● Stored entries:
####
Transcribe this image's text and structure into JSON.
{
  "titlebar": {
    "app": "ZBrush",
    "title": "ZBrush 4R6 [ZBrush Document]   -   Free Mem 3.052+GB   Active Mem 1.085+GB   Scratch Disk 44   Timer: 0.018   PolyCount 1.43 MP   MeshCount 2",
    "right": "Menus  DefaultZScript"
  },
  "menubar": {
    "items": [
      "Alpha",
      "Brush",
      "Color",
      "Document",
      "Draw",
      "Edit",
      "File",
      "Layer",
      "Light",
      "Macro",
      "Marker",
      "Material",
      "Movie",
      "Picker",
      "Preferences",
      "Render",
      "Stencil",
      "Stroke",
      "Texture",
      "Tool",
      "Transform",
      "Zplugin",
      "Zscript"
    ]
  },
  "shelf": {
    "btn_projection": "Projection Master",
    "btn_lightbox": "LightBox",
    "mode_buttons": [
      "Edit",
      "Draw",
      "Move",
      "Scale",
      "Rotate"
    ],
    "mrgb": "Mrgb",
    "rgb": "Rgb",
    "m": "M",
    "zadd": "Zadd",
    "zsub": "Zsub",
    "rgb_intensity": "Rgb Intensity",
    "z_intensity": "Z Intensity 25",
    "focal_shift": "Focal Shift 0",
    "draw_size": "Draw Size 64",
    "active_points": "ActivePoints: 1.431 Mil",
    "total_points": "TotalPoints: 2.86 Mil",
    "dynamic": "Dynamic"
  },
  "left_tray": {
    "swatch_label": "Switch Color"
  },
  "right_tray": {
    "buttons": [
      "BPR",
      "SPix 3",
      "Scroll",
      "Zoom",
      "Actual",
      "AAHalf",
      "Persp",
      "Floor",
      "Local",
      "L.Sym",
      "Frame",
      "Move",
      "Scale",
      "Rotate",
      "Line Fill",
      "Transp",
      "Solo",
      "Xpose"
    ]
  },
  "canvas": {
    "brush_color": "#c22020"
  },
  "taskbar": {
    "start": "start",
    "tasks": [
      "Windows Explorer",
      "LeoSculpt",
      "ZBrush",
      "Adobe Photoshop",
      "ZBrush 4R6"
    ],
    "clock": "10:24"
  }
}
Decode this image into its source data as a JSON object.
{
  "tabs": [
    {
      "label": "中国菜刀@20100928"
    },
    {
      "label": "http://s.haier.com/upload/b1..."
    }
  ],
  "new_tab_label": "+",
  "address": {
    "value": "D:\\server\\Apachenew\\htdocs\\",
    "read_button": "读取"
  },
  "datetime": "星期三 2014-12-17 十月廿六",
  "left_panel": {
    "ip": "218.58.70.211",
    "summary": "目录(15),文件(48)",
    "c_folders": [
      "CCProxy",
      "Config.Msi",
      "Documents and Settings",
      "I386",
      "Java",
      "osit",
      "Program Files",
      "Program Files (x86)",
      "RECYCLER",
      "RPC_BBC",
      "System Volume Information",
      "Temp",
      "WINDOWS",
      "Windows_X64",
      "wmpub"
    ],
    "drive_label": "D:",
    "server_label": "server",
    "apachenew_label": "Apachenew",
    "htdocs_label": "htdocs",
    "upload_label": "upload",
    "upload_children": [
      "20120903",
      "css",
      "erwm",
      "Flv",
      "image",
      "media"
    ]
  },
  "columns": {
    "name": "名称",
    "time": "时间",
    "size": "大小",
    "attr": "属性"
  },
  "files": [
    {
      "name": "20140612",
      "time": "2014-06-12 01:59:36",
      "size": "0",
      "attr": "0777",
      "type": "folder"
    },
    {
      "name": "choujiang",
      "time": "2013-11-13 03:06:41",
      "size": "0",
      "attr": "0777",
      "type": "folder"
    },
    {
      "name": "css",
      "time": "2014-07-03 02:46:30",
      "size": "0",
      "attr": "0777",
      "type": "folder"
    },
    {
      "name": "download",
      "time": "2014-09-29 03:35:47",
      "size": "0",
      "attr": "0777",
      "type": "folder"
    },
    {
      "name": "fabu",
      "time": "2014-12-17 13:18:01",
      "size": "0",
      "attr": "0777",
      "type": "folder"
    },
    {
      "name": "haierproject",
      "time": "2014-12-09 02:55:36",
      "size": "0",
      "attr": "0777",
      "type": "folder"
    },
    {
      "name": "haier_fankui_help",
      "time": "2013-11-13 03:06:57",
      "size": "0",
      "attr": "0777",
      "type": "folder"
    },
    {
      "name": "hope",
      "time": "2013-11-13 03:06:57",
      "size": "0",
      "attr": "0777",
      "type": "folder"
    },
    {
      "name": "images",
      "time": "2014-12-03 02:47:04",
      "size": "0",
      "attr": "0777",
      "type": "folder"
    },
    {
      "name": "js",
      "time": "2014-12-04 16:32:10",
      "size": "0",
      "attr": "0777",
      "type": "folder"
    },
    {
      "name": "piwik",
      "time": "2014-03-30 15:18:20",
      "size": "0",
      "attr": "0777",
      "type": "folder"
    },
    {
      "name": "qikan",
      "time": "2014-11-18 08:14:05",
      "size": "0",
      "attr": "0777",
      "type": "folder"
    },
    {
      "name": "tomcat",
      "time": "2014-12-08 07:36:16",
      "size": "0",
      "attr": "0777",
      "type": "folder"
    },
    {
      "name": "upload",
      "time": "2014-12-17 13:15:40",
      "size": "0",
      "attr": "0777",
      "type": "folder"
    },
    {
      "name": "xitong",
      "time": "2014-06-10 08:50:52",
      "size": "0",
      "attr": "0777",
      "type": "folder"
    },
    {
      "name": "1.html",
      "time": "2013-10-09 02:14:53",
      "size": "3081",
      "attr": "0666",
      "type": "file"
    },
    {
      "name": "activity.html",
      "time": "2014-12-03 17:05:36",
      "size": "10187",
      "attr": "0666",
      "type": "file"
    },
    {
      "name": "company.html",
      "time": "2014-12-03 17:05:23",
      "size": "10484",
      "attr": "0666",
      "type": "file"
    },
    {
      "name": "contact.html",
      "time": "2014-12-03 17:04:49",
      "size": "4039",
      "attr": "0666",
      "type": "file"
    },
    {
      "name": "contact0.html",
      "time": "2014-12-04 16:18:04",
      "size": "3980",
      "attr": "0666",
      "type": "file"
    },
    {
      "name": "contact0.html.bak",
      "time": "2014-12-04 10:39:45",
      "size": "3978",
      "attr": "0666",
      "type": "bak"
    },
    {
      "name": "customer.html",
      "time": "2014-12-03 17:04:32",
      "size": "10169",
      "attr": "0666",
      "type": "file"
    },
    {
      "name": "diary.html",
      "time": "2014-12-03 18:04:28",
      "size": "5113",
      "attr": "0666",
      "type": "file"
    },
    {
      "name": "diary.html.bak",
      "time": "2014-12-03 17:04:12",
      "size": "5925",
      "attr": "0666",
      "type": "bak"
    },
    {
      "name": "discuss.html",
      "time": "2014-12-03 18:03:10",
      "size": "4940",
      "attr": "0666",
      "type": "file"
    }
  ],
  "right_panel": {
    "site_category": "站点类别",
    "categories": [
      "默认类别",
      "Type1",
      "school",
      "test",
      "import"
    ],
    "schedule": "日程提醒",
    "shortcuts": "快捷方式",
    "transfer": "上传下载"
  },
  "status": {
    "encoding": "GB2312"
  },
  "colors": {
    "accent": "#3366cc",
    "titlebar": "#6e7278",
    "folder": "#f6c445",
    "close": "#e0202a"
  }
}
####
● WHAT YOU NEED TO DO: Look through the data and gather every line with the string "Apachenew" in it.

● SOLUTION FOR THIS PROBLEM:
    "value": "D:\\server\\Apachenew\\htdocs\\",
    "apachenew_label": "Apachenew",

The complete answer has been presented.